Write out the whole of the material exactly.

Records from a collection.
# # #

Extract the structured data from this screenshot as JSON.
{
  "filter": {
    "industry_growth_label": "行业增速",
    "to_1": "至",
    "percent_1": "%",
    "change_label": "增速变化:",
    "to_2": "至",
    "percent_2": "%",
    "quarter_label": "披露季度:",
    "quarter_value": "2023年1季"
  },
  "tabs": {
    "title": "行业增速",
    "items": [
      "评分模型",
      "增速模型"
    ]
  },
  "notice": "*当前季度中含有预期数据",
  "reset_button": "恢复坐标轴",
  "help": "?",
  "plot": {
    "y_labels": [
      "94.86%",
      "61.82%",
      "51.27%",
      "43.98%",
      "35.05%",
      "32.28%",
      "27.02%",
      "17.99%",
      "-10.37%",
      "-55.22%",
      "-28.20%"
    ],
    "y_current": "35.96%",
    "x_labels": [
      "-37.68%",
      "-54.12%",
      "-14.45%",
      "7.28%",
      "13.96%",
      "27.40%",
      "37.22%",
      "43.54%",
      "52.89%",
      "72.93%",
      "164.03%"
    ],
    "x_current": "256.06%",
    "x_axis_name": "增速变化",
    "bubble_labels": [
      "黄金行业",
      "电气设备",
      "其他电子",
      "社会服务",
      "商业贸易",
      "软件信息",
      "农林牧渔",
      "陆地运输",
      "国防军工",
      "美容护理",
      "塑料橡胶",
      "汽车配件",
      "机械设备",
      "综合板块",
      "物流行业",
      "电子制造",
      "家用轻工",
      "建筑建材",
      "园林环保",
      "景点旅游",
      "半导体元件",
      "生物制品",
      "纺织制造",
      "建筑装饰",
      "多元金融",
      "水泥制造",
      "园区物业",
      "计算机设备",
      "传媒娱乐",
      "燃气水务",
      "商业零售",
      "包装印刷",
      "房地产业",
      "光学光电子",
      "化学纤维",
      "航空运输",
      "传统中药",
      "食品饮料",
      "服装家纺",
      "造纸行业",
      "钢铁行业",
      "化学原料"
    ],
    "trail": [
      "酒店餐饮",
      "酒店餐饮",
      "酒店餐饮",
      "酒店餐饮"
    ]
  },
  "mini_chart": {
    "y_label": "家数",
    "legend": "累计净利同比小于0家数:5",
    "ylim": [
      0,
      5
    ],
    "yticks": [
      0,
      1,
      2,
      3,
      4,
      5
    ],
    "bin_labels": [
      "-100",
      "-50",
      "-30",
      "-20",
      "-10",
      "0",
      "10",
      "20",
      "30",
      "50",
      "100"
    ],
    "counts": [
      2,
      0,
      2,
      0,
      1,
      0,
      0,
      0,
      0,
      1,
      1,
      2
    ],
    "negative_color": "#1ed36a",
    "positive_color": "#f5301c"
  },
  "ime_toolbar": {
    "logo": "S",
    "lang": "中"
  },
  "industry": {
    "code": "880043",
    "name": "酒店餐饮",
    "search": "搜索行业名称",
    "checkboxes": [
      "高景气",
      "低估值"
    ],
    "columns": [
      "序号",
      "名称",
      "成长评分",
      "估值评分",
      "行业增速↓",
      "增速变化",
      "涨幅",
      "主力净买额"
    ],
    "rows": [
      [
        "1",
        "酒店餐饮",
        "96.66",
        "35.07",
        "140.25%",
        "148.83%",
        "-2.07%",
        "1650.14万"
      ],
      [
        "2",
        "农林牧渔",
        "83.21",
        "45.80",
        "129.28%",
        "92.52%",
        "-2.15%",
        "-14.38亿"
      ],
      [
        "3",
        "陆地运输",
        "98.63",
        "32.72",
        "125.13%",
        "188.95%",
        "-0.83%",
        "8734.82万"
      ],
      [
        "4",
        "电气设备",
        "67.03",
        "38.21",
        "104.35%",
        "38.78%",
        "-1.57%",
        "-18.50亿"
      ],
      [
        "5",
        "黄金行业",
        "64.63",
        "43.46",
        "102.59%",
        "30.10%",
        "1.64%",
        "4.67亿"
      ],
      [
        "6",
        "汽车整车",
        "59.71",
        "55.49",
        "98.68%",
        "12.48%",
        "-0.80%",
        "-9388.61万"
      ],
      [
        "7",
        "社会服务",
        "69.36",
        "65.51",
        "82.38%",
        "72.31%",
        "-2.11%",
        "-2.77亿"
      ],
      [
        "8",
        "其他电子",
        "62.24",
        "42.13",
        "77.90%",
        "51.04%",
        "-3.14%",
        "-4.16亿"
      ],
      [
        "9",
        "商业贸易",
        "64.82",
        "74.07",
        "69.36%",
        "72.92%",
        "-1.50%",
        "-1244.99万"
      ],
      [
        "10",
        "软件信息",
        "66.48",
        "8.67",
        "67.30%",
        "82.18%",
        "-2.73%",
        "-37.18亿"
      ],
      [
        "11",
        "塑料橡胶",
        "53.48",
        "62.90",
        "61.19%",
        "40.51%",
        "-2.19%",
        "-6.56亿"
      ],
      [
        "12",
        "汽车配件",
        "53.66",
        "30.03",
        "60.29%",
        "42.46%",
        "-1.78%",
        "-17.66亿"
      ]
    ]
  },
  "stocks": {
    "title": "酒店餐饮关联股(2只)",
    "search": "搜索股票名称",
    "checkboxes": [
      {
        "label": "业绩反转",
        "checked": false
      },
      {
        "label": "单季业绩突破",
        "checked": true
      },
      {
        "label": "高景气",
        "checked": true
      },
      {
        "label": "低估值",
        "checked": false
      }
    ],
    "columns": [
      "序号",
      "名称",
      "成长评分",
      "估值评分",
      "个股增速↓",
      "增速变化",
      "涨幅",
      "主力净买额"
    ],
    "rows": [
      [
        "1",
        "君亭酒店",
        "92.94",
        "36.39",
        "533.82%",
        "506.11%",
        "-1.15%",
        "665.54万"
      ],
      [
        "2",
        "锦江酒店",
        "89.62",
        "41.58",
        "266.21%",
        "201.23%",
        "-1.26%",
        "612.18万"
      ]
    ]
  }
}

# # #

EXERCISE RESPONSE.
Extract the structured data from this screenshot as JSON.
{
  "filter": {
    "industry_growth_label": "行业增速",
    "to_1": "至",
    "percent_1": "%",
    "change_label": "增速变化:",
    "to_2": "至",
    "percent_2": "%",
    "quarter_label": "披露季度:",
    "quarter_value": "2023年1季"
  },
  "tabs": {
    "title": "行业增速",
    "items": [
      "评分模型",
      "增速模型"
    ]
  },
  "notice": "*当前季度中含有预期数据",
  "reset_button": "恢复坐标轴",
  "help": "?",
  "plot": {
    "y_labels": [
      "94.86%",
      "61.82%",
      "51.27%",
      "43.98%",
      "35.05%",
      "32.28%",
      "27.02%",
      "17.99%",
      "-10.37%",
      "-55.22%",
      "-28.20%"
    ],
    "y_current": "35.96%",
    "x_labels": [
      "-37.68%",
      "-54.12%",
      "-14.45%",
      "7.28%",
      "13.96%",
      "27.40%",
      "37.22%",
      "43.54%",
      "52.89%",
      "72.93%",
      "164.03%"
    ],
    "x_current": "256.06%",
    "x_axis_name": "增速变化",
    "bubble_labels": [
      "黄金行业",
      "电气设备",
      "其他电子",
      "社会服务",
      "商业贸易",
      "软件信息",
      "农林牧渔",
      "陆地运输",
      "国防军工",
      "美容护理",
      "塑料橡胶",
      "汽车配件",
      "机械设备",
      "综合板块",
      "物流行业",
      "电子制造",
      "家用轻工",
      "建筑建材",
      "园林环保",
      "景点旅游",
      "半导体元件",
      "生物制品",
      "纺织制造",
      "建筑装饰",
      "多元金融",
      "水泥制造",
      "园区物业",
      "计算机设备",
      "传媒娱乐",
      "燃气水务",
      "商业零售",
      "包装印刷",
      "房地产业",
      "光学光电子",
      "化学纤维",
      "航空运输",
      "传统中药",
      "食品饮料",
      "服装家纺",
      "造纸行业",
      "钢铁行业",
      "化学原料"
    ],
    "trail": [
      "酒店餐饮",
      "酒店餐饮",
      "酒店餐饮",
      "酒店餐饮"
    ]
  },
  "mini_chart": {
    "y_label": "家数",
    "legend": "累计净利同比小于0家数:5",
    "ylim": [
      0,
      5
    ],
    "yticks": [
      0,
      1,
      2,
      3,
      4,
      5
    ],
    "bin_labels": [
      "-100",
      "-50",
      "-30",
      "-20",
      "-10",
      "0",
      "10",
      "20",
      "30",
      "50",
      "100"
    ],
    "counts": [
      2,
      0,
      2,
      0,
      1,
      0,
      0,
      0,
      0,
      1,
      1,
      2
    ],
    "negative_color": "#1ed36a",
    "positive_color": "#f5301c"
  },
  "ime_toolbar": {
    "logo": "S",
    "lang": "中"
  },
  "industry": {
    "code": "880043",
    "name": "酒店餐饮",
    "search": "搜索行业名称",
    "checkboxes": [
      "高景气",
      "低估值"
    ],
    "columns": [
      "序号",
      "名称",
      "成长评分",
      "估值评分",
      "行业增速↓",
      "增速变化",
      "涨幅",
      "主力净买额"
    ],
    "rows": [
      [
        "1",
        "酒店餐饮",
        "96.66",
        "35.07",
        "140.25%",
        "148.83%",
        "-2.07%",
        "1650.14万"
      ],
      [
        "2",
        "农林牧渔",
        "83.21",
        "45.80",
        "129.28%",
        "92.52%",
        "-2.15%",
        "-14.38亿"
      ],
      [
        "3",
        "陆地运输",
        "98.63",
        "32.72",
        "125.13%",
        "188.95%",
        "-0.83%",
        "8734.82万"
      ],
      [
        "4",
        "电气设备",
        "67.03",
        "38.21",
        "104.35%",
        "38.78%",
        "-1.57%",
        "-18.50亿"
      ],
      [
        "5",
        "黄金行业",
        "64.63",
        "43.46",
        "102.59%",
        "30.10%",
        "1.64%",
        "4.67亿"
      ],
      [
        "6",
        "汽车整车",
        "59.71",
        "55.49",
        "98.68%",
        "12.48%",
        "-0.80%",
        "-9388.61万"
      ],
      [
        "7",
        "社会服务",
        "69.36",
        "65.51",
        "82.38%",
        "72.31%",
        "-2.11%",
        "-2.77亿"
      ],
      [
        "8",
        "其他电子",
        "62.24",
        "42.13",
        "77.90%",
        "51.04%",
        "-3.14%",
        "-4.16亿"
      ],
      [
        "9",
        "商业贸易",
        "64.82",
        "74.07",
        "69.36%",
        "72.92%",
        "-1.50%",
        "-1244.99万"
      ],
      [
        "10",
        "软件信息",
        "66.48",
        "8.67",
        "67.30%",
        "82.18%",
        "-2.73%",
        "-37.18亿"
      ],
      [
        "11",
        "塑料橡胶",
        "53.48",
        "62.90",
        "61.19%",
        "40.51%",
        "-2.19%",
        "-6.56亿"
      ],
      [
        "12",
        "汽车配件",
        "53.66",
        "30.03",
        "60.29%",
        "42.46%",
        "-1.78%",
        "-17.66亿"
      ]
    ]
  },
  "stocks": {
    "title": "酒店餐饮关联股(2只)",
    "search": "搜索股票名称",
    "checkboxes": [
      {
        "label": "业绩反转",
        "checked": false
      },
      {
        "label": "单季业绩突破",
        "checked": true
      },
      {
        "label": "高景气",
        "checked": true
      },
      {
        "label": "低估值",
        "checked": false
      }
    ],
    "columns": [
      "序号",
      "名称",
      "成长评分",
      "估值评分",
      "个股增速↓",
      "增速变化",
      "涨幅",
      "主力净买额"
    ],
    "rows": [
      [
        "1",
        "君亭酒店",
        "92.94",
        "36.39",
        "533.82%",
        "506.11%",
        "-1.15%",
        "665.54万"
      ],
      [
        "2",
        "锦江酒店",
        "89.62",
        "41.58",
        "266.21%",
        "201.23%",
        "-1.26%",
        "612.18万"
      ]
    ]
  }
}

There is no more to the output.